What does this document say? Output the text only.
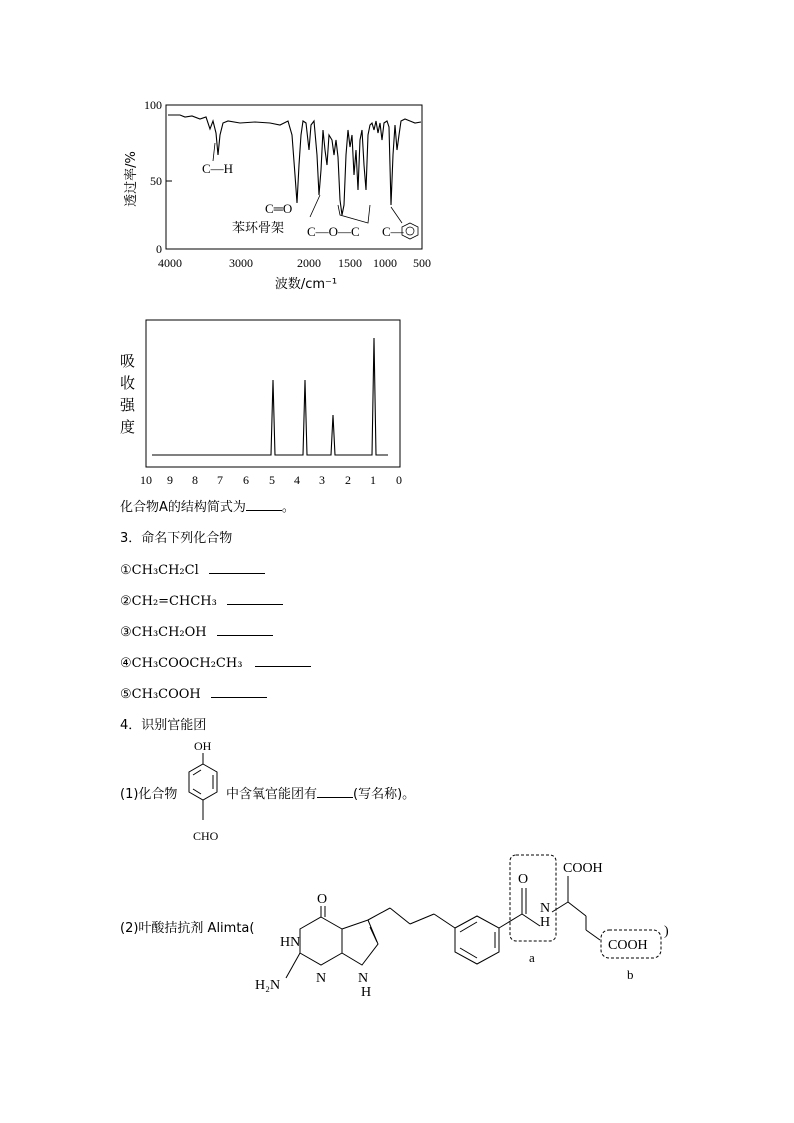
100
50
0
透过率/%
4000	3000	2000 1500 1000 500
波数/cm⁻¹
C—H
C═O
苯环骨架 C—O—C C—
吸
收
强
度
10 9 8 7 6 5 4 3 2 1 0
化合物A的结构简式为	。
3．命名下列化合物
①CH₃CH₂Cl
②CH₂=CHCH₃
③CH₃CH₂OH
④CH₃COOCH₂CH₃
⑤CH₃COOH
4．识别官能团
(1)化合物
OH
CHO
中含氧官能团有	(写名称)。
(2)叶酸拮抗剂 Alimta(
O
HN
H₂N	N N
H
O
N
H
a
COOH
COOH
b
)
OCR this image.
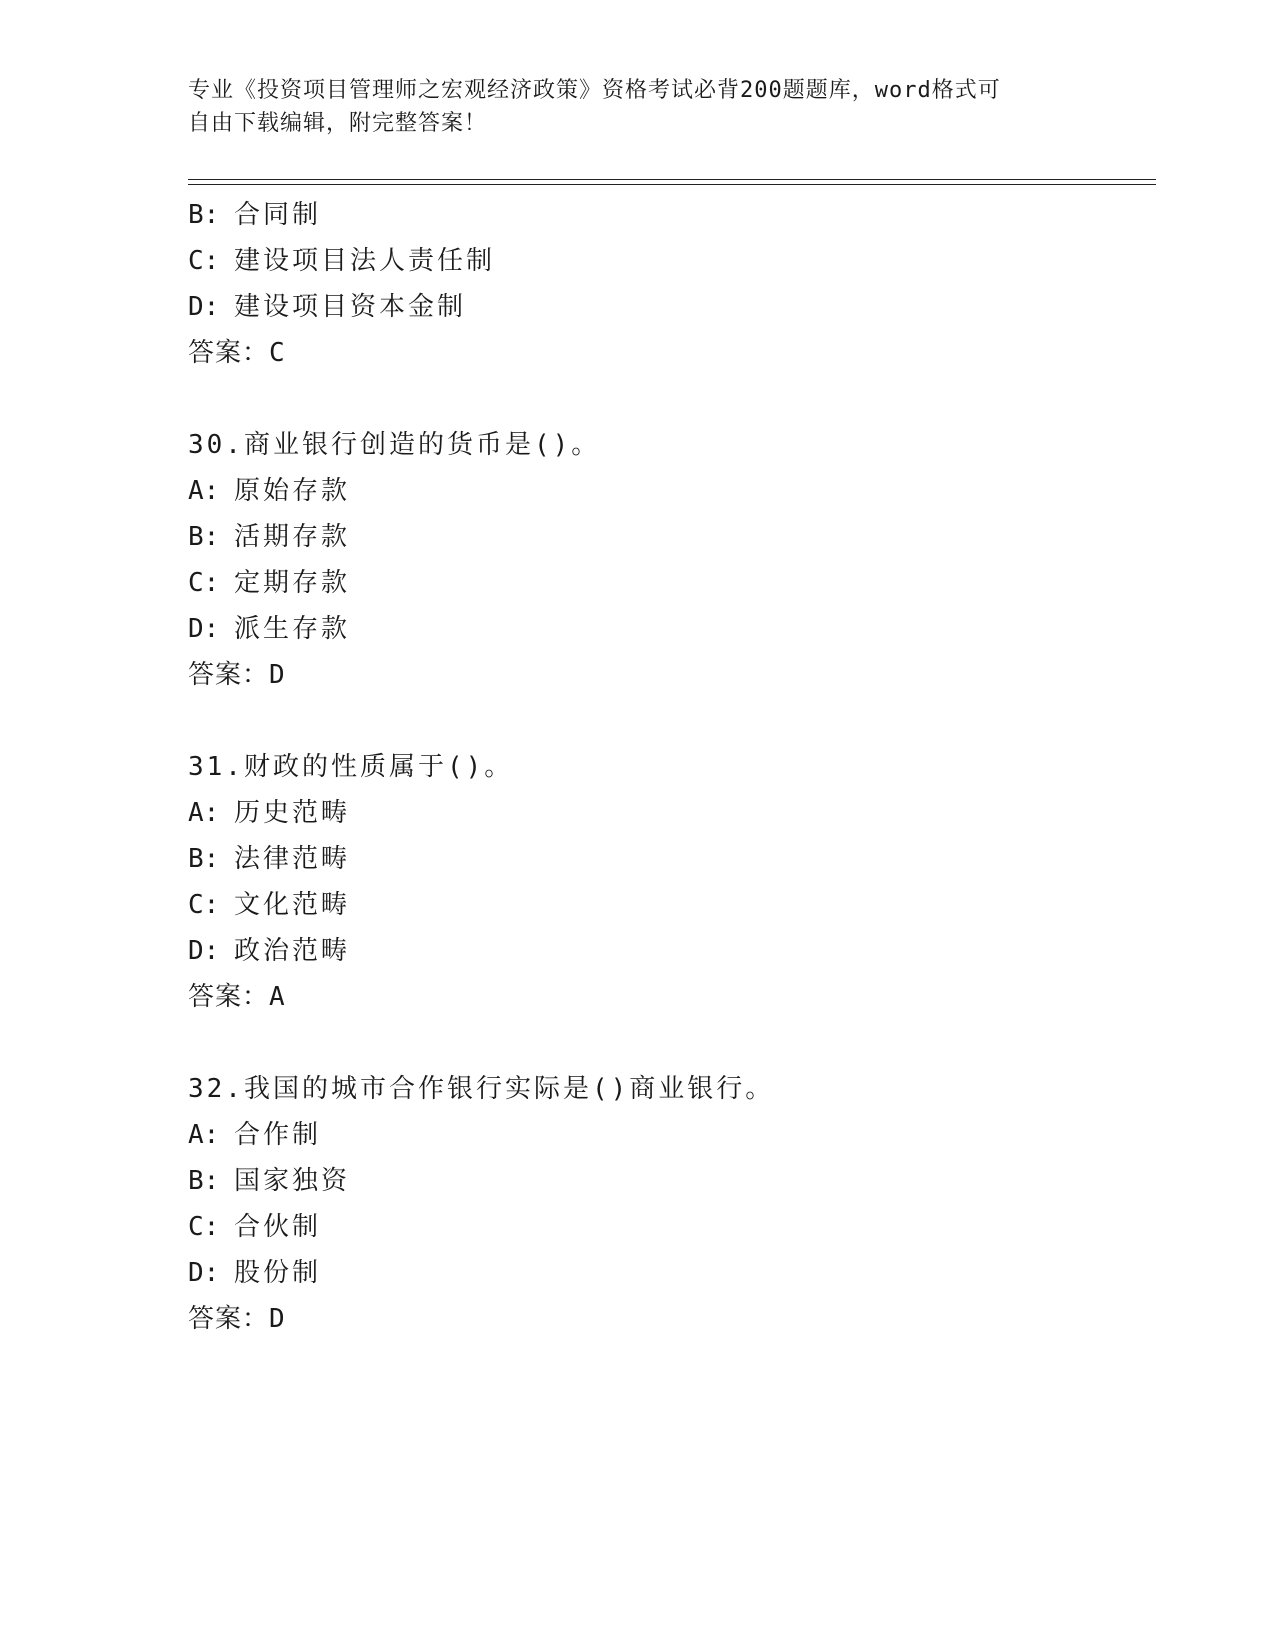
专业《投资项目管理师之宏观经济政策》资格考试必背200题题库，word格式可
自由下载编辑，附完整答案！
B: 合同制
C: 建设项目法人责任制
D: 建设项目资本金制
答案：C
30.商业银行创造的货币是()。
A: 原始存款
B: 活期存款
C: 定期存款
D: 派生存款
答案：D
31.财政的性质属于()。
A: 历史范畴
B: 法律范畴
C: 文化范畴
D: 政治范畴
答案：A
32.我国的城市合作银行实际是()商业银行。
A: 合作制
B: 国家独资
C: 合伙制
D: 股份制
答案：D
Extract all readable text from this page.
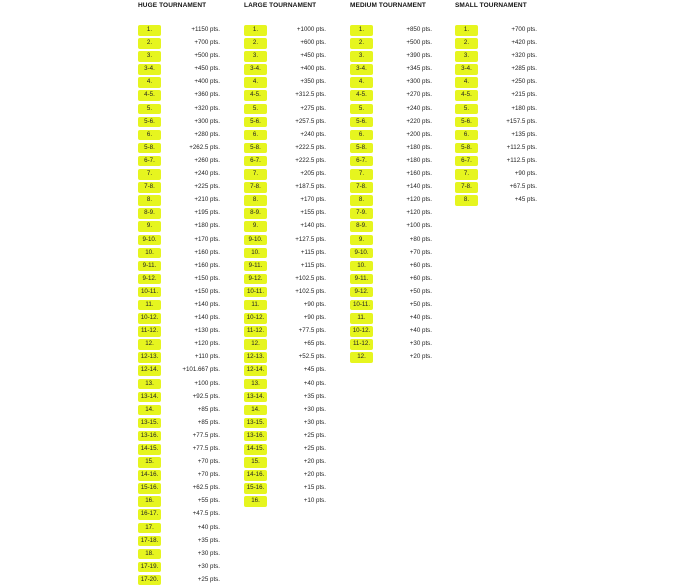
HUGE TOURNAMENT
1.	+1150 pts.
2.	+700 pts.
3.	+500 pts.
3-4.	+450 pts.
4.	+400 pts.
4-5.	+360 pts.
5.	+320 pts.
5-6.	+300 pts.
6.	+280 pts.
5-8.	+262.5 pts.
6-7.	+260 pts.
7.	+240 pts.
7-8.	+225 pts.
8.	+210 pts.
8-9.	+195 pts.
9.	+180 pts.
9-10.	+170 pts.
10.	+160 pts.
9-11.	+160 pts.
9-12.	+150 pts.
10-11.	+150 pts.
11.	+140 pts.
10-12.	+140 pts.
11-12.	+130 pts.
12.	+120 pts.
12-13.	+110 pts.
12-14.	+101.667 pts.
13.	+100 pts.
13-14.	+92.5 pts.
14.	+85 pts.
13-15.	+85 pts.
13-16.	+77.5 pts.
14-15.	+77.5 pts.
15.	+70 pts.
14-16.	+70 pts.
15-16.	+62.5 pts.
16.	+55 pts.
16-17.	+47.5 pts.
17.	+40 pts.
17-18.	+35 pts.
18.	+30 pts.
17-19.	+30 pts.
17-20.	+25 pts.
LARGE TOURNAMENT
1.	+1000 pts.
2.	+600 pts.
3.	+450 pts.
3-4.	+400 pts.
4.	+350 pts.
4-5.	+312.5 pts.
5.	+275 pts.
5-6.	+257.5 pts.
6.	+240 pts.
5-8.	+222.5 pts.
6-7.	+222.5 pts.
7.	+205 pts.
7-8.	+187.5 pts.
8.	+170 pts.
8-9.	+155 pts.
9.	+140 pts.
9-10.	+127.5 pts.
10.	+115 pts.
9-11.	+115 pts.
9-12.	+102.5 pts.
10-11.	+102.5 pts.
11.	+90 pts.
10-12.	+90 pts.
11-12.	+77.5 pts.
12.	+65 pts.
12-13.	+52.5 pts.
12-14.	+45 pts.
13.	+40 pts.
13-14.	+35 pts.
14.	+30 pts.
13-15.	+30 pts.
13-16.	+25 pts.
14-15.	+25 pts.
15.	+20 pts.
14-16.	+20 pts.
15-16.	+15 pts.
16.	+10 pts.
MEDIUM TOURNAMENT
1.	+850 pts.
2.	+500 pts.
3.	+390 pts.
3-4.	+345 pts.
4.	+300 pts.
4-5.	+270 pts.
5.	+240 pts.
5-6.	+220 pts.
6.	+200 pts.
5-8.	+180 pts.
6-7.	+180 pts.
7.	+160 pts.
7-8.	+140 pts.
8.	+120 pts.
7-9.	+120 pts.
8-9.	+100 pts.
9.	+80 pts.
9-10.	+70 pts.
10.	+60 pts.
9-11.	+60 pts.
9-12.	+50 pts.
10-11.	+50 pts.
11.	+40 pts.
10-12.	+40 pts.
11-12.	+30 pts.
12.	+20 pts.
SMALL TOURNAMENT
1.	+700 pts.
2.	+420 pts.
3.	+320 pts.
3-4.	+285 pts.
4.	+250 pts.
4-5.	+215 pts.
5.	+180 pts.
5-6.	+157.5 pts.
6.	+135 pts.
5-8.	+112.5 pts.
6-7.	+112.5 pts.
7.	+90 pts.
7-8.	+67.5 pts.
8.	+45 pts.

---+---

Brief: Transcribe the records above verbatim. Do not carry over any picture.

Finished exercise:
What does this document say? Output the text only.
100
50
0
透过率/%
4000	3000	2000 1500 1000 500
波数/cm⁻¹
C—H
C═O
苯环骨架 C—O—C C—
吸
收
强
度
10 9 8 7 6 5 4 3 2 1 0
化合物A的结构简式为	。
3．命名下列化合物
①CH₃CH₂Cl
②CH₂=CHCH₃
③CH₃CH₂OH
④CH₃COOCH₂CH₃
⑤CH₃COOH
4．识别官能团
(1)化合物
OH
CHO
中含氧官能团有	(写名称)。
(2)叶酸拮抗剂 Alimta(
O
HN
H₂N	N N
H
O
N
H
a
COOH
COOH
b
)
OCR this image.
专业《投资项目管理师之宏观经济政策》资格考试必背200题题库，word格式可
自由下载编辑，附完整答案！
B: 合同制
C: 建设项目法人责任制
D: 建设项目资本金制
答案：C
30.商业银行创造的货币是()。
A: 原始存款
B: 活期存款
C: 定期存款
D: 派生存款
答案：D
31.财政的性质属于()。
A: 历史范畴
B: 法律范畴
C: 文化范畴
D: 政治范畴
答案：A
32.我国的城市合作银行实际是()商业银行。
A: 合作制
B: 国家独资
C: 合伙制
D: 股份制
答案：D
Extract all readable text from this page.
HUGE TOURNAMENT
1.	+1150 pts.
2.	+700 pts.
3.	+500 pts.
3-4.	+450 pts.
4.	+400 pts.
4-5.	+360 pts.
5.	+320 pts.
5-6.	+300 pts.
6.	+280 pts.
5-8.	+262.5 pts.
6-7.	+260 pts.
7.	+240 pts.
7-8.	+225 pts.
8.	+210 pts.
8-9.	+195 pts.
9.	+180 pts.
9-10.	+170 pts.
10.	+160 pts.
9-11.	+160 pts.
9-12.	+150 pts.
10-11.	+150 pts.
11.	+140 pts.
10-12.	+140 pts.
11-12.	+130 pts.
12.	+120 pts.
12-13.	+110 pts.
12-14.	+101.667 pts.
13.	+100 pts.
13-14.	+92.5 pts.
14.	+85 pts.
13-15.	+85 pts.
13-16.	+77.5 pts.
14-15.	+77.5 pts.
15.	+70 pts.
14-16.	+70 pts.
15-16.	+62.5 pts.
16.	+55 pts.
16-17.	+47.5 pts.
17.	+40 pts.
17-18.	+35 pts.
18.	+30 pts.
17-19.	+30 pts.
17-20.	+25 pts.
LARGE TOURNAMENT
1.	+1000 pts.
2.	+600 pts.
3.	+450 pts.
3-4.	+400 pts.
4.	+350 pts.
4-5.	+312.5 pts.
5.	+275 pts.
5-6.	+257.5 pts.
6.	+240 pts.
5-8.	+222.5 pts.
6-7.	+222.5 pts.
7.	+205 pts.
7-8.	+187.5 pts.
8.	+170 pts.
8-9.	+155 pts.
9.	+140 pts.
9-10.	+127.5 pts.
10.	+115 pts.
9-11.	+115 pts.
9-12.	+102.5 pts.
10-11.	+102.5 pts.
11.	+90 pts.
10-12.	+90 pts.
11-12.	+77.5 pts.
12.	+65 pts.
12-13.	+52.5 pts.
12-14.	+45 pts.
13.	+40 pts.
13-14.	+35 pts.
14.	+30 pts.
13-15.	+30 pts.
13-16.	+25 pts.
14-15.	+25 pts.
15.	+20 pts.
14-16.	+20 pts.
15-16.	+15 pts.
16.	+10 pts.
MEDIUM TOURNAMENT
1.	+850 pts.
2.	+500 pts.
3.	+390 pts.
3-4.	+345 pts.
4.	+300 pts.
4-5.	+270 pts.
5.	+240 pts.
5-6.	+220 pts.
6.	+200 pts.
5-8.	+180 pts.
6-7.	+180 pts.
7.	+160 pts.
7-8.	+140 pts.
8.	+120 pts.
7-9.	+120 pts.
8-9.	+100 pts.
9.	+80 pts.
9-10.	+70 pts.
10.	+60 pts.
9-11.	+60 pts.
9-12.	+50 pts.
10-11.	+50 pts.
11.	+40 pts.
10-12.	+40 pts.
11-12.	+30 pts.
12.	+20 pts.
SMALL TOURNAMENT
1.	+700 pts.
2.	+420 pts.
3.	+320 pts.
3-4.	+285 pts.
4.	+250 pts.
4-5.	+215 pts.
5.	+180 pts.
5-6.	+157.5 pts.
6.	+135 pts.
5-8.	+112.5 pts.
6-7.	+112.5 pts.
7.	+90 pts.
7-8.	+67.5 pts.
8.	+45 pts.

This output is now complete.